**Instruction**:
Set the data down again, exactly as it reads, but without the pictures.

Dataset rows about figures
= = = =
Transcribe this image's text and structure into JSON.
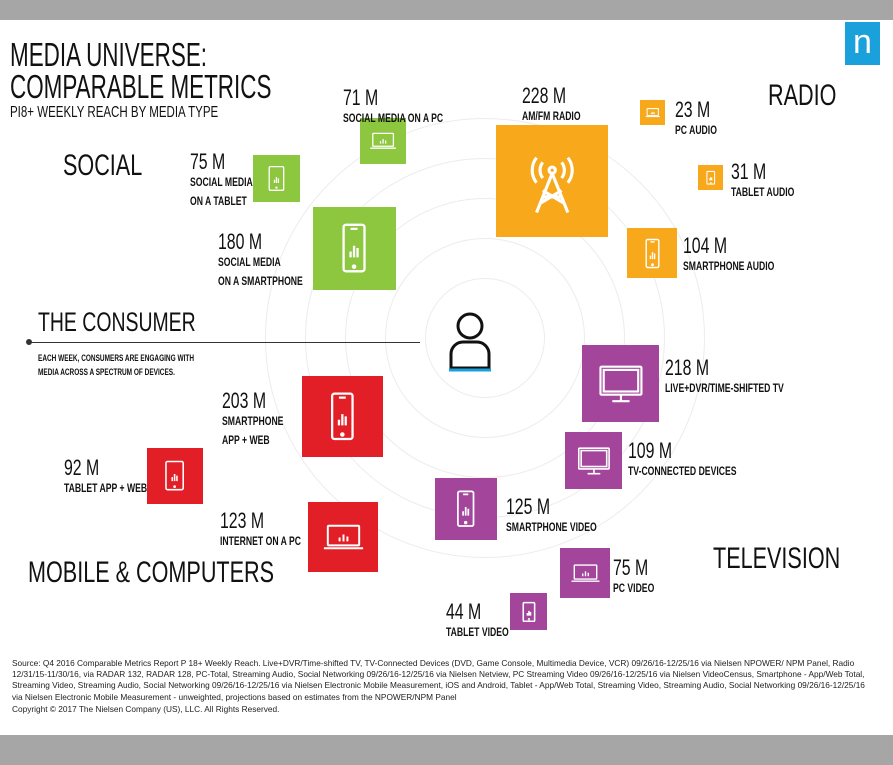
{
  "title": {
    "line1": "MEDIA UNIVERSE:",
    "line2": "COMPARABLE METRICS",
    "subtitle": "PI8+ WEEKLY REACH BY MEDIA TYPE"
  },
  "logo": {
    "letter": "n",
    "color": "#1aa1db"
  },
  "colors": {
    "social": "#8dc63f",
    "radio": "#f7a81b",
    "tv": "#a3459b",
    "mobile": "#e21f26"
  },
  "categories": {
    "social": "SOCIAL",
    "radio": "RADIO",
    "tv": "TELEVISION",
    "mobile": "MOBILE & COMPUTERS"
  },
  "consumer": {
    "heading": "THE CONSUMER",
    "desc1": "EACH WEEK, CONSUMERS ARE ENGAGING WITH",
    "desc2": "MEDIA ACROSS A SPECTRUM OF DEVICES.",
    "icon": "person-icon"
  },
  "items": [
    {
      "value": "71 M",
      "l1": "SOCIAL MEDIA ON A PC",
      "l2": "",
      "icon": "laptop"
    },
    {
      "value": "75 M",
      "l1": "SOCIAL MEDIA",
      "l2": "ON A TABLET",
      "icon": "tablet"
    },
    {
      "value": "180 M",
      "l1": "SOCIAL MEDIA",
      "l2": "ON A SMARTPHONE",
      "icon": "phone"
    },
    {
      "value": "228 M",
      "l1": "AM/FM RADIO",
      "l2": "",
      "icon": "tower"
    },
    {
      "value": "23 M",
      "l1": "PC AUDIO",
      "l2": "",
      "icon": "laptop"
    },
    {
      "value": "31 M",
      "l1": "TABLET AUDIO",
      "l2": "",
      "icon": "tablet"
    },
    {
      "value": "104 M",
      "l1": "SMARTPHONE AUDIO",
      "l2": "",
      "icon": "phone"
    },
    {
      "value": "218 M",
      "l1": "LIVE+DVR/TIME-SHIFTED TV",
      "l2": "",
      "icon": "tv"
    },
    {
      "value": "109 M",
      "l1": "TV-CONNECTED DEVICES",
      "l2": "",
      "icon": "tv"
    },
    {
      "value": "125 M",
      "l1": "SMARTPHONE VIDEO",
      "l2": "",
      "icon": "phone"
    },
    {
      "value": "75 M",
      "l1": "PC VIDEO",
      "l2": "",
      "icon": "laptop"
    },
    {
      "value": "44 M",
      "l1": "TABLET VIDEO",
      "l2": "",
      "icon": "tablet"
    },
    {
      "value": "203 M",
      "l1": "SMARTPHONE",
      "l2": "APP + WEB",
      "icon": "phone"
    },
    {
      "value": "92 M",
      "l1": "TABLET APP + WEB",
      "l2": "",
      "icon": "tablet"
    },
    {
      "value": "123 M",
      "l1": "INTERNET ON A PC",
      "l2": "",
      "icon": "laptop"
    }
  ],
  "footer": {
    "source": "Source: Q4 2016 Comparable Metrics Report P 18+ Weekly Reach. Live+DVR/Time-shifted TV, TV-Connected Devices (DVD, Game Console, Multimedia Device, VCR) 09/26/16-12/25/16 via Nielsen NPOWER/ NPM Panel, Radio 12/31/15-11/30/16, via RADAR 132, RADAR 128, PC-Total, Streaming Audio, Social Networking 09/26/16-12/25/16 via Nielsen Netview, PC Streaming Video 09/26/16-12/25/16 via Nielsen VideoCensus, Smartphone - App/Web Total, Streaming Video, Streaming Audio, Social Networking 09/26/16-12/25/16 via Nielsen Electronic Mobile Measurement, iOS and Android, Tablet - App/Web Total, Streaming Video, Streaming Audio, Social Networking 09/26/16-12/25/16 via Nielsen Electronic Mobile Measurement - unweighted, projections based on estimates from the NPOWER/NPM Panel",
    "copyright": "Copyright © 2017 The Nielsen Company (US), LLC. All Rights Reserved."
  }
}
= = = =
**Answer to this exercise**:
Transcribe this image's text and structure into JSON.
{
  "title": {
    "line1": "MEDIA UNIVERSE:",
    "line2": "COMPARABLE METRICS",
    "subtitle": "PI8+ WEEKLY REACH BY MEDIA TYPE"
  },
  "logo": {
    "letter": "n",
    "color": "#1aa1db"
  },
  "colors": {
    "social": "#8dc63f",
    "radio": "#f7a81b",
    "tv": "#a3459b",
    "mobile": "#e21f26"
  },
  "categories": {
    "social": "SOCIAL",
    "radio": "RADIO",
    "tv": "TELEVISION",
    "mobile": "MOBILE & COMPUTERS"
  },
  "consumer": {
    "heading": "THE CONSUMER",
    "desc1": "EACH WEEK, CONSUMERS ARE ENGAGING WITH",
    "desc2": "MEDIA ACROSS A SPECTRUM OF DEVICES.",
    "icon": "person-icon"
  },
  "items": [
    {
      "value": "71 M",
      "l1": "SOCIAL MEDIA ON A PC",
      "l2": "",
      "icon": "laptop"
    },
    {
      "value": "75 M",
      "l1": "SOCIAL MEDIA",
      "l2": "ON A TABLET",
      "icon": "tablet"
    },
    {
      "value": "180 M",
      "l1": "SOCIAL MEDIA",
      "l2": "ON A SMARTPHONE",
      "icon": "phone"
    },
    {
      "value": "228 M",
      "l1": "AM/FM RADIO",
      "l2": "",
      "icon": "tower"
    },
    {
      "value": "23 M",
      "l1": "PC AUDIO",
      "l2": "",
      "icon": "laptop"
    },
    {
      "value": "31 M",
      "l1": "TABLET AUDIO",
      "l2": "",
      "icon": "tablet"
    },
    {
      "value": "104 M",
      "l1": "SMARTPHONE AUDIO",
      "l2": "",
      "icon": "phone"
    },
    {
      "value": "218 M",
      "l1": "LIVE+DVR/TIME-SHIFTED TV",
      "l2": "",
      "icon": "tv"
    },
    {
      "value": "109 M",
      "l1": "TV-CONNECTED DEVICES",
      "l2": "",
      "icon": "tv"
    },
    {
      "value": "125 M",
      "l1": "SMARTPHONE VIDEO",
      "l2": "",
      "icon": "phone"
    },
    {
      "value": "75 M",
      "l1": "PC VIDEO",
      "l2": "",
      "icon": "laptop"
    },
    {
      "value": "44 M",
      "l1": "TABLET VIDEO",
      "l2": "",
      "icon": "tablet"
    },
    {
      "value": "203 M",
      "l1": "SMARTPHONE",
      "l2": "APP + WEB",
      "icon": "phone"
    },
    {
      "value": "92 M",
      "l1": "TABLET APP + WEB",
      "l2": "",
      "icon": "tablet"
    },
    {
      "value": "123 M",
      "l1": "INTERNET ON A PC",
      "l2": "",
      "icon": "laptop"
    }
  ],
  "footer": {
    "source": "Source: Q4 2016 Comparable Metrics Report P 18+ Weekly Reach. Live+DVR/Time-shifted TV, TV-Connected Devices (DVD, Game Console, Multimedia Device, VCR) 09/26/16-12/25/16 via Nielsen NPOWER/ NPM Panel, Radio 12/31/15-11/30/16, via RADAR 132, RADAR 128, PC-Total, Streaming Audio, Social Networking 09/26/16-12/25/16 via Nielsen Netview, PC Streaming Video 09/26/16-12/25/16 via Nielsen VideoCensus, Smartphone - App/Web Total, Streaming Video, Streaming Audio, Social Networking 09/26/16-12/25/16 via Nielsen Electronic Mobile Measurement, iOS and Android, Tablet - App/Web Total, Streaming Video, Streaming Audio, Social Networking 09/26/16-12/25/16 via Nielsen Electronic Mobile Measurement - unweighted, projections based on estimates from the NPOWER/NPM Panel",
    "copyright": "Copyright © 2017 The Nielsen Company (US), LLC. All Rights Reserved."
  }
}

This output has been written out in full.